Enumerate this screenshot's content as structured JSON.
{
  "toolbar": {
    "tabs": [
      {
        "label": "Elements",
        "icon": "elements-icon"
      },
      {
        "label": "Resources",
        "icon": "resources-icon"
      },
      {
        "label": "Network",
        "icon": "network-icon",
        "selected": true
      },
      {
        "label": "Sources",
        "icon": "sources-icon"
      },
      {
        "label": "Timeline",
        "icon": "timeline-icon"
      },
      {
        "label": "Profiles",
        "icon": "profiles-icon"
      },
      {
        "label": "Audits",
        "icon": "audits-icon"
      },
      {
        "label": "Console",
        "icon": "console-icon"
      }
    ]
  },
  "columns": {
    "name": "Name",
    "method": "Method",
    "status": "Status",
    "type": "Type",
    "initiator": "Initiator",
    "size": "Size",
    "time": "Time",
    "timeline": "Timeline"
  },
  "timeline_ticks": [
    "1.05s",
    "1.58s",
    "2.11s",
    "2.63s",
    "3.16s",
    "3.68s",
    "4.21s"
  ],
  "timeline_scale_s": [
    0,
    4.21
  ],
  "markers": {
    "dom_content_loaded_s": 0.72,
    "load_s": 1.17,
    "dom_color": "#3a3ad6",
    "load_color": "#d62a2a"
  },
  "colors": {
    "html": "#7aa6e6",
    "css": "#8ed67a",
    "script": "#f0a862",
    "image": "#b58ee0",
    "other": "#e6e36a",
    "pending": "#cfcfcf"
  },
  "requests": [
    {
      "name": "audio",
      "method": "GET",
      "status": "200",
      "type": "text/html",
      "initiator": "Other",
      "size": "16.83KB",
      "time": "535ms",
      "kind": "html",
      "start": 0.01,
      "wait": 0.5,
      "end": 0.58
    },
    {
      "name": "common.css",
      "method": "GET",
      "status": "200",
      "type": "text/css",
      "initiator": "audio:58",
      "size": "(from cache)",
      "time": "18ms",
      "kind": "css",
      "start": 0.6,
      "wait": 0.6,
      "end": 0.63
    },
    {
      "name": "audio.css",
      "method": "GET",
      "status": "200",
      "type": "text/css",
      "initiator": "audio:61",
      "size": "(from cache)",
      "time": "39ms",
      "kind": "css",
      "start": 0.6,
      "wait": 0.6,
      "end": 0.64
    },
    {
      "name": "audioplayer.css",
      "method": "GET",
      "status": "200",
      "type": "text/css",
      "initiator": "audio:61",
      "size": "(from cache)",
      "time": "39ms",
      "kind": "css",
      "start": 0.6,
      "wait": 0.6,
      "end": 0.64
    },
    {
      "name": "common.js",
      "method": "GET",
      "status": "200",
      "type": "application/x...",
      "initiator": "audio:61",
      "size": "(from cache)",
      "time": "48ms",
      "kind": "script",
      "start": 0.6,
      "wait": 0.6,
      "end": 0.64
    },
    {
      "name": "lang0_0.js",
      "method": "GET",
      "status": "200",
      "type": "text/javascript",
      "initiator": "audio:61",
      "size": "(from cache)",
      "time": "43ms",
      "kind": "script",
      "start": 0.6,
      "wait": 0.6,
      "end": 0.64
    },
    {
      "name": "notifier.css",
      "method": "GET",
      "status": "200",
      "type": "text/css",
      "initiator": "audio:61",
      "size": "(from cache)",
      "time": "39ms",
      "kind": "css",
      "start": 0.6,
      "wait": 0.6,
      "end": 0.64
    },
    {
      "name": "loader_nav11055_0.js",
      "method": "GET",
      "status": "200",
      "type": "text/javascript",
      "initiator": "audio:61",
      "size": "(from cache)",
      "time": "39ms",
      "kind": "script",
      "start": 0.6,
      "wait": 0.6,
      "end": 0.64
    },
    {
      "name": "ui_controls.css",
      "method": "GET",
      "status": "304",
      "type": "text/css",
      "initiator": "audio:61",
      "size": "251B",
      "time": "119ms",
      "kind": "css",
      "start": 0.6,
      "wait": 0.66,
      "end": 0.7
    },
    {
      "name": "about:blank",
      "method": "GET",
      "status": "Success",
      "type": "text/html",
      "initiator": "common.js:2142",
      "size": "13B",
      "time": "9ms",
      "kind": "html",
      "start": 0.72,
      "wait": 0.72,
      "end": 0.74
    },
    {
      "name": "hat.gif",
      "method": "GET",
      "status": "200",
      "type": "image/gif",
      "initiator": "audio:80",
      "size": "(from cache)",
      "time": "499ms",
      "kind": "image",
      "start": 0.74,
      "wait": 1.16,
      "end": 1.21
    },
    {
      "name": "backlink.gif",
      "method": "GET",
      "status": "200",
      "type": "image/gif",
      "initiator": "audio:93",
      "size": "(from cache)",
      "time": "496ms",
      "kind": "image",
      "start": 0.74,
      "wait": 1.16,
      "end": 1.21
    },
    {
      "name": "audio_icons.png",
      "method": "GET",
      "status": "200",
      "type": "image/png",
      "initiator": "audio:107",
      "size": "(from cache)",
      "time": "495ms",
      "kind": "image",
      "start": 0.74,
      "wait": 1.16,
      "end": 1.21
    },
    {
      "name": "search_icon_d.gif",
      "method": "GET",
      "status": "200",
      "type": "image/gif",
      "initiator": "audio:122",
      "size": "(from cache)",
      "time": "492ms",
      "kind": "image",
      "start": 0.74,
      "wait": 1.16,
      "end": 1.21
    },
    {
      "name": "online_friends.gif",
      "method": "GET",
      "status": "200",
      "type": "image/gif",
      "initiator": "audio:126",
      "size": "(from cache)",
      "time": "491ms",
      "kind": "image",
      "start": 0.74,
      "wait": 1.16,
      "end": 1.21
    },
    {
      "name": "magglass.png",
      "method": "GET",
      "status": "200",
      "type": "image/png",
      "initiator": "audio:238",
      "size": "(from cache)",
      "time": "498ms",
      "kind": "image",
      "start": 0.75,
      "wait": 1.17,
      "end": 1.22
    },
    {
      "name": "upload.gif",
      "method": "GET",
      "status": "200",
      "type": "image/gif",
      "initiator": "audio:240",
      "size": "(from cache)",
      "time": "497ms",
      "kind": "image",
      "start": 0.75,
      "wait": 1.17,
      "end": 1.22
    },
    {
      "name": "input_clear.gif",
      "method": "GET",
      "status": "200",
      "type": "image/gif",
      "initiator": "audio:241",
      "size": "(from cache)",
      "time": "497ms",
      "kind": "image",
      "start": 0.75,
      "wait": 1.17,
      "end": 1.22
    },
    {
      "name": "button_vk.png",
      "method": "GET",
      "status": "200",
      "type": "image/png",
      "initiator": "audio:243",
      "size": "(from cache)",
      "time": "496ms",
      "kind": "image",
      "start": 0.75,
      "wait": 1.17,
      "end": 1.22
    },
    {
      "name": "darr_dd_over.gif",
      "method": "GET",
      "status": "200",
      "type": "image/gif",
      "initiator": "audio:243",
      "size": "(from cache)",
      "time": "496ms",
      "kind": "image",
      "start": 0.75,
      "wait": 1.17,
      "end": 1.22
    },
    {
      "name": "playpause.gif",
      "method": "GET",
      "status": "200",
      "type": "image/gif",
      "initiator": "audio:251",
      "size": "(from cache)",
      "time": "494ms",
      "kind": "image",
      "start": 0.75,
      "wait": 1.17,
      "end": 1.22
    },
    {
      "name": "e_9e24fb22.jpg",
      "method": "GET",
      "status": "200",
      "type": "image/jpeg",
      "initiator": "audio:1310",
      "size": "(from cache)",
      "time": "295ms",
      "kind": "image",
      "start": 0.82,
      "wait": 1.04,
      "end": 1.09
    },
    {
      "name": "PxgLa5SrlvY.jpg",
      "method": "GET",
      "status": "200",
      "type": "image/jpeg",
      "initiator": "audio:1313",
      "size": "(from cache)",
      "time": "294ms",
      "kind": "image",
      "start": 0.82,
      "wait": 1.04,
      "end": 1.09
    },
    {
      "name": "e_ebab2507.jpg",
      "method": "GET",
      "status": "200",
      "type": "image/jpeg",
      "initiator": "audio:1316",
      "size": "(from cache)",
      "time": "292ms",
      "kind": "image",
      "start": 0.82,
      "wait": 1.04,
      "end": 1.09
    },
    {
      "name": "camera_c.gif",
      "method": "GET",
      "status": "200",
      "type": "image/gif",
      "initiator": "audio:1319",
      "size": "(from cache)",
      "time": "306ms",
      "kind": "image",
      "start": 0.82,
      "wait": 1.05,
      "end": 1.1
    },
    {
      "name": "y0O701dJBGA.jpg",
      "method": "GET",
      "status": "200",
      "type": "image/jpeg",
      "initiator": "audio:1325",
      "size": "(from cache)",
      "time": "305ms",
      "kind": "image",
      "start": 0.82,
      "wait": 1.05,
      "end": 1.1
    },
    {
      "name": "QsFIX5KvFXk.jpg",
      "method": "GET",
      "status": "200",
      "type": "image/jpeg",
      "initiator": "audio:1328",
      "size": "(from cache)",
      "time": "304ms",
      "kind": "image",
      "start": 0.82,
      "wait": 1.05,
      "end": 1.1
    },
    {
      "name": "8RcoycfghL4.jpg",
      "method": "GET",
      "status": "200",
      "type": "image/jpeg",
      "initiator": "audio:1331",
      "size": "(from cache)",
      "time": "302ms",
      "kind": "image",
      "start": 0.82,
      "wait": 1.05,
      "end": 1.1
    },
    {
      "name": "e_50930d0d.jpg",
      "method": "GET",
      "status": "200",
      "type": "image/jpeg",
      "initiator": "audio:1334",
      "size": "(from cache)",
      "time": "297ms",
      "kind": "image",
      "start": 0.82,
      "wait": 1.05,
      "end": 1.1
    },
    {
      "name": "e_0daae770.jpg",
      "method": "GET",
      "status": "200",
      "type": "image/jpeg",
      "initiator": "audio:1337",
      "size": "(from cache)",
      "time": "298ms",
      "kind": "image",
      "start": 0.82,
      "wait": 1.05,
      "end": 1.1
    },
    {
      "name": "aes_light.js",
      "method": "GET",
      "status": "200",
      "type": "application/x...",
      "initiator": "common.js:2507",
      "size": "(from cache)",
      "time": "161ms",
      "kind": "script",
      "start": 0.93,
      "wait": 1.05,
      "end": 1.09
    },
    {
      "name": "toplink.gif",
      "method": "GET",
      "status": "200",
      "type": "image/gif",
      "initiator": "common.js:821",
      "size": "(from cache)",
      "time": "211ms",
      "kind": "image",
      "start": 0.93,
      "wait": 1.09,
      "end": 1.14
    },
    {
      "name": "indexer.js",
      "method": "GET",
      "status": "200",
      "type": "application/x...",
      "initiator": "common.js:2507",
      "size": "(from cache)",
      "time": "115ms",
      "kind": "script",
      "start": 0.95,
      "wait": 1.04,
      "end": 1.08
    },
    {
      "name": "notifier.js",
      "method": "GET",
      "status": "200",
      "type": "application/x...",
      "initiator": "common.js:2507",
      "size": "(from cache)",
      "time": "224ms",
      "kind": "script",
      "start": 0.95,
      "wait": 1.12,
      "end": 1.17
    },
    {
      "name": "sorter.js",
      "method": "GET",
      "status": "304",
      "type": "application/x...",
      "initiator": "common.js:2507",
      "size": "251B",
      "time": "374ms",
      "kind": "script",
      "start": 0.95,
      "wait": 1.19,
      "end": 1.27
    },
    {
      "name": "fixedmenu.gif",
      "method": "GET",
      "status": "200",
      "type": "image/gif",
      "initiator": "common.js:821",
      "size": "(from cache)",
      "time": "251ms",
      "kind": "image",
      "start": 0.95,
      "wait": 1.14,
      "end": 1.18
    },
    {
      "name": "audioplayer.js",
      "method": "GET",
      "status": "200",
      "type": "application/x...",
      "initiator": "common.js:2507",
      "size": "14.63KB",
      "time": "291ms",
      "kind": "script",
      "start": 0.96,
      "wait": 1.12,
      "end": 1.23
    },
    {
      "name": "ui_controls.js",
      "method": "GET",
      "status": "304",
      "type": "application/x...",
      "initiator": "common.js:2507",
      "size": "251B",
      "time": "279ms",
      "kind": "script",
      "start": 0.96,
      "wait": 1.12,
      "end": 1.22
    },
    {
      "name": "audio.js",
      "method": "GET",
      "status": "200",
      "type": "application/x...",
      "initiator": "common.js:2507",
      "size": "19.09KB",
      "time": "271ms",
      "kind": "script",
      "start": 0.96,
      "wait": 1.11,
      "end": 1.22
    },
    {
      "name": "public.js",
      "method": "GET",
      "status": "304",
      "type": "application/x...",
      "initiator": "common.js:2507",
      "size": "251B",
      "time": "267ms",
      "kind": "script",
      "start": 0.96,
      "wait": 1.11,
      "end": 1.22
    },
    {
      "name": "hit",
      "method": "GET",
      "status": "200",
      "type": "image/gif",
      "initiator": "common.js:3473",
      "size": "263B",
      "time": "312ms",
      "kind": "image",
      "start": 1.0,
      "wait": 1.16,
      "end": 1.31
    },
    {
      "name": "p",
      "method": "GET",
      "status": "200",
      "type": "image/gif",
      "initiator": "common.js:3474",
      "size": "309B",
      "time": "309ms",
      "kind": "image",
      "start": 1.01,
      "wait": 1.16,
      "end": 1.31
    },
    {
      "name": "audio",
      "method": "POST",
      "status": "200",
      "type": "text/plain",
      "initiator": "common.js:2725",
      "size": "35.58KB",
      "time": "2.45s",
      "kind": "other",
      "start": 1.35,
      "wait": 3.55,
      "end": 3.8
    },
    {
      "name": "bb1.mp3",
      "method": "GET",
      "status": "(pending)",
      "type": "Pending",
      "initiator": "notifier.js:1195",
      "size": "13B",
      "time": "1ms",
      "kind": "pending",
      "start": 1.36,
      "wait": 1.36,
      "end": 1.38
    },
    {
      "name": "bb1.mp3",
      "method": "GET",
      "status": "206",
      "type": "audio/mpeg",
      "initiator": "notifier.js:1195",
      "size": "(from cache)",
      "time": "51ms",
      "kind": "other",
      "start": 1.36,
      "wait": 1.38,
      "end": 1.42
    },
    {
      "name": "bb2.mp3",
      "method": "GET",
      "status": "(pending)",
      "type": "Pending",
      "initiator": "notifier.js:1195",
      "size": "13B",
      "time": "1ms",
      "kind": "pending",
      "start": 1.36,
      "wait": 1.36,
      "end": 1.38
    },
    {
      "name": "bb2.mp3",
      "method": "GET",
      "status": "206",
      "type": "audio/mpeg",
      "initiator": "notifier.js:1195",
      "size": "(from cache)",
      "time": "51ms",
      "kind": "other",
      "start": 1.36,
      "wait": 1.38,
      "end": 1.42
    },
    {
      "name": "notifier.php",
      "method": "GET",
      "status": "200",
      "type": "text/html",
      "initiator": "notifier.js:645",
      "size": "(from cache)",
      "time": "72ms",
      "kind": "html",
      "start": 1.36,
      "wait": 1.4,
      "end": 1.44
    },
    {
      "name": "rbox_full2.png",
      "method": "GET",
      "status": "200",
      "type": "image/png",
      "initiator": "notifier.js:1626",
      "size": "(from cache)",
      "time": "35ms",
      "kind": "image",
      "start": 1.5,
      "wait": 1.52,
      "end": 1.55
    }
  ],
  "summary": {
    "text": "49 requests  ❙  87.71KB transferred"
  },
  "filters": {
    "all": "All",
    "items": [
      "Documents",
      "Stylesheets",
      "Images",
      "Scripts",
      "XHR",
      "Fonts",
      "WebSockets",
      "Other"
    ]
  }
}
****************
## [Exercise aim]
Copy out every line with the word "label".

## [Answer to this exercise]
        "label": "Elements",
        "label": "Resources",
        "label": "Network",
        "label": "Sources",
        "label": "Timeline",
        "label": "Profiles",
        "label": "Audits",
        "label": "Console",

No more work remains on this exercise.